[Dataset rows]
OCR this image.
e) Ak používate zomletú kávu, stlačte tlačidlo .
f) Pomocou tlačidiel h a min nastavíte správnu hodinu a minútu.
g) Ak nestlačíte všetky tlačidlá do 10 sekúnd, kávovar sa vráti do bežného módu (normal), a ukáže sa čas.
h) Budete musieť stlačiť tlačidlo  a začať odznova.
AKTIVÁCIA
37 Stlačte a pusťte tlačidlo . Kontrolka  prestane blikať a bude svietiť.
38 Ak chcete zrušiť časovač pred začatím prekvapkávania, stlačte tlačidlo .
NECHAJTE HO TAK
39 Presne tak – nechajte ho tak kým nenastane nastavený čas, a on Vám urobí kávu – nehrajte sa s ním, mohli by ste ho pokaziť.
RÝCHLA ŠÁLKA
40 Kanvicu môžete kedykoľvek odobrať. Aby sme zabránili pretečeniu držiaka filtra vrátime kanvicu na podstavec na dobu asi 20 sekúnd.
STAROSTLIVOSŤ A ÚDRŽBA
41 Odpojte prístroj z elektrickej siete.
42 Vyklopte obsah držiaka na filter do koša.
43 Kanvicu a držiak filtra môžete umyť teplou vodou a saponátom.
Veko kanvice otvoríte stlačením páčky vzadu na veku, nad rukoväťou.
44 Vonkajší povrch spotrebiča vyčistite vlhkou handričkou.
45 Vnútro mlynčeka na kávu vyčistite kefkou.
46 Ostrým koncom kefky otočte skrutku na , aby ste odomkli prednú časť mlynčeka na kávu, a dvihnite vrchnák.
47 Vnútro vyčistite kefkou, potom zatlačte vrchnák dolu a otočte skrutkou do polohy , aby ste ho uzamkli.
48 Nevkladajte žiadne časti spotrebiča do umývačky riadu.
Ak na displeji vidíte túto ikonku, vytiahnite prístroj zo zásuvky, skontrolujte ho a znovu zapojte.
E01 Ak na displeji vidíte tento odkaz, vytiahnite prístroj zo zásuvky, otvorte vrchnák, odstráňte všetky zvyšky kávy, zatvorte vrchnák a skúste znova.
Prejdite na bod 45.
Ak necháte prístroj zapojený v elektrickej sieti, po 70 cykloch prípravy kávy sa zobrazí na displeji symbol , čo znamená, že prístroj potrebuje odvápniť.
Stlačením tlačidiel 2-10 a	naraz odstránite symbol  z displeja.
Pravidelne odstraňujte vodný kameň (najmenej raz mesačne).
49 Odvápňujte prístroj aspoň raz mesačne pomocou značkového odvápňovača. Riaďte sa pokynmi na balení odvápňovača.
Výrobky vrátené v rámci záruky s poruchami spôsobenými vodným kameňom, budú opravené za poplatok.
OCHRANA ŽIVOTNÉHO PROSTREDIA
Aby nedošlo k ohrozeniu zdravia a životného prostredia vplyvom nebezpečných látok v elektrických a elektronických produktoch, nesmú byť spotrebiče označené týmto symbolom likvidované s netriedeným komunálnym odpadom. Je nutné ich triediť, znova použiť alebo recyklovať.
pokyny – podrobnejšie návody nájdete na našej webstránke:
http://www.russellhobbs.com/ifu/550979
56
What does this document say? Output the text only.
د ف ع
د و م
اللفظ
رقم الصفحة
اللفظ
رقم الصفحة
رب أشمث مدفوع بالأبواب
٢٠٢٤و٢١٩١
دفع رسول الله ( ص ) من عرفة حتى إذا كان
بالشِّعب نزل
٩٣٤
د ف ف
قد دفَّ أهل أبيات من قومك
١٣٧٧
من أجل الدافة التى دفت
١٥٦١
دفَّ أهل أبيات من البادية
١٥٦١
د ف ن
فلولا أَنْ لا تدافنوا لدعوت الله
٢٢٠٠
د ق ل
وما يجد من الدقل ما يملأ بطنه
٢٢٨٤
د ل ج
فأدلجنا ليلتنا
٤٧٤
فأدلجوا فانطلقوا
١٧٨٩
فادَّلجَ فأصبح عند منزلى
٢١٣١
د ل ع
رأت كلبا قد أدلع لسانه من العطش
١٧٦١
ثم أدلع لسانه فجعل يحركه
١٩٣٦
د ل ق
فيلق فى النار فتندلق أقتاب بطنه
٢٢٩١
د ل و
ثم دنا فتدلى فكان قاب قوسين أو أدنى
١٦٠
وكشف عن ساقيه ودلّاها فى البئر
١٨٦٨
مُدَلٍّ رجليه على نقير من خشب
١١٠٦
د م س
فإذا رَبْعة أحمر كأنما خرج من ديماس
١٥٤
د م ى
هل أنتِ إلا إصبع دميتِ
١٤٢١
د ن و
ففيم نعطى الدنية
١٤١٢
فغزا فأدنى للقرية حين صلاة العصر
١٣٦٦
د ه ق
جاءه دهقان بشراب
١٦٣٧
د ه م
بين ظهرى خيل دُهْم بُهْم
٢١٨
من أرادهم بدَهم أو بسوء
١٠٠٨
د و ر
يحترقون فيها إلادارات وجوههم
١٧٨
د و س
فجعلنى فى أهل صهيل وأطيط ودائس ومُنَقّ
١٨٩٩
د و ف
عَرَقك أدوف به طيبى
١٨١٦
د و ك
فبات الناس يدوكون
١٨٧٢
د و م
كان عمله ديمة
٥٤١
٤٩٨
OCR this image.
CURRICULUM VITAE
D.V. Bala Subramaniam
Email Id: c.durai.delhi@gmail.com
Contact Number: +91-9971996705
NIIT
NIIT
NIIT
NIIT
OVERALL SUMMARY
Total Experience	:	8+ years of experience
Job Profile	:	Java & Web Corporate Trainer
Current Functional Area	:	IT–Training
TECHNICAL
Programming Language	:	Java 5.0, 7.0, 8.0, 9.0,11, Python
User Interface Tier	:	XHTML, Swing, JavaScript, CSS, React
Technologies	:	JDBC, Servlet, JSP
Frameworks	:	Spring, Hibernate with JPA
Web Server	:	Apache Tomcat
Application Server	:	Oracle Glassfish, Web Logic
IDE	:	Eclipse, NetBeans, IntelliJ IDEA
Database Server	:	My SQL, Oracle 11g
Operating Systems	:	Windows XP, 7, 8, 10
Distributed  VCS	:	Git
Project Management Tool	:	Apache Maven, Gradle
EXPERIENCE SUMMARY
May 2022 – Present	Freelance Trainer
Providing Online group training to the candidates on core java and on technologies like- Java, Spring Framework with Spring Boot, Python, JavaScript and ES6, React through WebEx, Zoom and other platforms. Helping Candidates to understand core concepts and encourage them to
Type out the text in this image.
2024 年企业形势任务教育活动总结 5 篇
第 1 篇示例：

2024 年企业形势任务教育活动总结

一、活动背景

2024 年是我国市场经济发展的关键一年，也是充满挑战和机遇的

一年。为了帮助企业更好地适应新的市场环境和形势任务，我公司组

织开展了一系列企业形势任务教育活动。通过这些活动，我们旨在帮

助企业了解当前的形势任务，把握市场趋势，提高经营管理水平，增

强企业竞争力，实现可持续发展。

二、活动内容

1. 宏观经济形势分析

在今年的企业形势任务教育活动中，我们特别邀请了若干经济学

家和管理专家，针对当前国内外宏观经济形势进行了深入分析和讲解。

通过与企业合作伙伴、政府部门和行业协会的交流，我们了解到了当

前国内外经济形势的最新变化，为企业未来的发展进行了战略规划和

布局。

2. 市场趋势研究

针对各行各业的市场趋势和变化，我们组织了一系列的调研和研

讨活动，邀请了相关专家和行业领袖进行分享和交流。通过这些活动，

(Exercise requirements) Please list every line of the records that contains "tlačidlo".

(Full output)
e) Ak používate zomletú kávu, stlačte tlačidlo .
h) Budete musieť stlačiť tlačidlo  a začať odznova.
37 Stlačte a pusťte tlačidlo . Kontrolka  prestane blikať a bude svietiť.
38 Ak chcete zrušiť časovač pred začatím prekvapkávania, stlačte tlačidlo .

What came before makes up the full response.